» Texto fornecido:
---

“Levei 15 anos para entender que fui vítima de abuso sexual em uma unidade socioeducativa. Achei que fosse uma troca de favores. Mais tarde compreendi que eram agentes do Estado que violavam os meus direitos.”
A história é de Monalisa Teixeira, hoje com 35 anos. Filha de empregada doméstica e abandonada pelo pai, ficou internada por medidas socioeducativas dos 15 aos 16 anos.
Hoje Monalisa faz parte do Movimento Moleque, que apoia mães que têm filhos vítimas de violência.
O relato foi feito na apresentação, nesta quarta-feira (21), de uma pesquisa sobre a situação dos adolescentes em medidas socioeducativas de internação. O evento aconteceu no auditório da Assembleia Legislativa do Rio de Janeiro.
Previstas no Estatuto da Criança e do Adolescente, as medidas socioeducativas são aplicadas pela Justiça aos menores envolvidos na prática de infração. O grau mais grave é o de privação de liberdade, realizado em unidades de internação administradas pelos governos estaduais.
O relatório foi elaborado pela Plataforma Brasileira de Direitos Humanos (Dhesca), rede formada por quase 50 organizações da sociedade civil, como Justiça Global e Odara – Instituto da Mulher Negra.
“O sistema socioeducativo brasileiro são miniprisões que se fazem passar por um sistema socioeducativo”, afirma a relatora nacional de direitos humanos do Dhesca, Isadora Salomão.

---

» Instruções do exercício:
(a) De acordo com o texto fornecido, em que local foi apresentada a pesquisa sobre adolescentes em internação?
(b) Liste todas as organizações, redes e movimentos da sociedade civil mencionados no texto fornecido.

---

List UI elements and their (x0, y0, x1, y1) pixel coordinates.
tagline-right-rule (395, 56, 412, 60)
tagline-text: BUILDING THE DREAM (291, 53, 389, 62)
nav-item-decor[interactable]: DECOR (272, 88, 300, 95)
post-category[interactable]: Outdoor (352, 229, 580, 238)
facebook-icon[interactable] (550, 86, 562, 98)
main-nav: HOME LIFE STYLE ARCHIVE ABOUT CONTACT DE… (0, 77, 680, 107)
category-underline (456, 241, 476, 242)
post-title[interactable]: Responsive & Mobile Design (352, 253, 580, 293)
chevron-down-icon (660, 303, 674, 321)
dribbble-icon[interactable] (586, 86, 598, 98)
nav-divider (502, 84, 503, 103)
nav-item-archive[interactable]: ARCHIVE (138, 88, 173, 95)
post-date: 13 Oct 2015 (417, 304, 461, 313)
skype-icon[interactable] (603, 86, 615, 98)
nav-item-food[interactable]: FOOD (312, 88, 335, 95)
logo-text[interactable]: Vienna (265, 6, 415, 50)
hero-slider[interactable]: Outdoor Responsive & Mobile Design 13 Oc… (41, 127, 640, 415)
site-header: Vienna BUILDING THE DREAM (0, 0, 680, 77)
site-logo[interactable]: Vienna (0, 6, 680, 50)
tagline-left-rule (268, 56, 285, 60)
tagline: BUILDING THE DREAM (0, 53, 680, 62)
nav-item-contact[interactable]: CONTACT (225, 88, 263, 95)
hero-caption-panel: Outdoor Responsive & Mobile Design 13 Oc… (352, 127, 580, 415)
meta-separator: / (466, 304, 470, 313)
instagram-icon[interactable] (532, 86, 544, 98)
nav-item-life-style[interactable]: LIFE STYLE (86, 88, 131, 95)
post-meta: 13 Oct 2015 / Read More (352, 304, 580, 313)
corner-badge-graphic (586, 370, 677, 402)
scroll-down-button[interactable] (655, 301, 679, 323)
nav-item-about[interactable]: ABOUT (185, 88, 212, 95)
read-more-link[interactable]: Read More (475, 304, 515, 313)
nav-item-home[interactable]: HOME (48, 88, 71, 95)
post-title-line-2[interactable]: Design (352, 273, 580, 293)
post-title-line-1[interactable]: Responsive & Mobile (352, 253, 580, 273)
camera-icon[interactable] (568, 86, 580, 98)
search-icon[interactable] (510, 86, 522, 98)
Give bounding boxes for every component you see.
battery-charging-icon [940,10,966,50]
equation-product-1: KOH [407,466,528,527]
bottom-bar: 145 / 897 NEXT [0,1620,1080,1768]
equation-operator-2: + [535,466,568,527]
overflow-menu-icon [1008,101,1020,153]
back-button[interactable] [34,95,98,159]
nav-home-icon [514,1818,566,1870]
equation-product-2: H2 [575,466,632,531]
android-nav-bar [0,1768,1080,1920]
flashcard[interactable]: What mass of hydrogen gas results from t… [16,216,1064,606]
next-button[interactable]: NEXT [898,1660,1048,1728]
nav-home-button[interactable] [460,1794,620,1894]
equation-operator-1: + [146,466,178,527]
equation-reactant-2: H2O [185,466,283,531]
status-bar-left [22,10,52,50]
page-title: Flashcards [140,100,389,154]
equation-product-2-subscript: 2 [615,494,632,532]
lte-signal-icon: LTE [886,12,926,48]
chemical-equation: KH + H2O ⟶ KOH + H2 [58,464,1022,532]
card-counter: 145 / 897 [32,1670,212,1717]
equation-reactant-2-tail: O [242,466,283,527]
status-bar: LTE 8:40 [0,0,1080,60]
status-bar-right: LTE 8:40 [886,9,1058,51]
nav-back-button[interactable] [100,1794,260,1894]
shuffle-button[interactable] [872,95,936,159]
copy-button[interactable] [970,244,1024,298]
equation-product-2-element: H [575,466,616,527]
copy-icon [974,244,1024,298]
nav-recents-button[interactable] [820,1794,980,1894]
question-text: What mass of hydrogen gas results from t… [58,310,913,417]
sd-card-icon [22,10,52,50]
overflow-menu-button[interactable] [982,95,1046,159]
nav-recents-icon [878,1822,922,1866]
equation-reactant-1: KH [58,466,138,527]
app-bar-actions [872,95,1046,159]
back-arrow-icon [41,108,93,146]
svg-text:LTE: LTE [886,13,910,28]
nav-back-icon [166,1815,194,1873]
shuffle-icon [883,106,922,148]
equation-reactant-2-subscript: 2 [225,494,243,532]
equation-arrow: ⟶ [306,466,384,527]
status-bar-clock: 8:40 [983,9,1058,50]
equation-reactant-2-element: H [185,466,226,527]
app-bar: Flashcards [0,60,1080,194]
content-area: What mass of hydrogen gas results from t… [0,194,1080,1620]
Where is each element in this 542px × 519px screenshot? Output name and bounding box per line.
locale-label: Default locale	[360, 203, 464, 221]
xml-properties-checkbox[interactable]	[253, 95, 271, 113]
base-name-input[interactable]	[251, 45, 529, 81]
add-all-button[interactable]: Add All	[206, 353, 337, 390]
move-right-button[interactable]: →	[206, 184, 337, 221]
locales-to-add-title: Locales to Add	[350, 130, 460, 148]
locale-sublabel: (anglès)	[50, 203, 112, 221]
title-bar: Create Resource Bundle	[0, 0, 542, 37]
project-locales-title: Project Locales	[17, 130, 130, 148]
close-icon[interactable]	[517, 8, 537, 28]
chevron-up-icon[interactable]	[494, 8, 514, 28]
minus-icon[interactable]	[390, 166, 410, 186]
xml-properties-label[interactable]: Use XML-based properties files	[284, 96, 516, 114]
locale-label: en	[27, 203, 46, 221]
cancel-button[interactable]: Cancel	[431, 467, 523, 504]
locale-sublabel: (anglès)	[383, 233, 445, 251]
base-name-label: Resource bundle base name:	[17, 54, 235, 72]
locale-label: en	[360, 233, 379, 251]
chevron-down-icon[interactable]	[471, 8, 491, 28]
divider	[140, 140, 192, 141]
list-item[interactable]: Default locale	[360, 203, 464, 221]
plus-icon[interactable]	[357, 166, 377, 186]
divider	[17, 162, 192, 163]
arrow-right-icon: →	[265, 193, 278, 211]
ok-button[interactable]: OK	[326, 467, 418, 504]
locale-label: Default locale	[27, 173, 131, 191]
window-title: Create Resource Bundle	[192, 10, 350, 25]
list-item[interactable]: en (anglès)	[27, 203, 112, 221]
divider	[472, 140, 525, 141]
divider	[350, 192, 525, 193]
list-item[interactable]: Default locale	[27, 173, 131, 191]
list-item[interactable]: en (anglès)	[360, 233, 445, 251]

---

» Respostas por tarefa:
(a) No auditório da Assembleia Legislativa do Rio de Janeiro.

(b) Movimento Moleque; Plataforma Brasileira de Direitos Humanos (Dhesca); Justiça Global; Odara – Instituto da Mulher Negra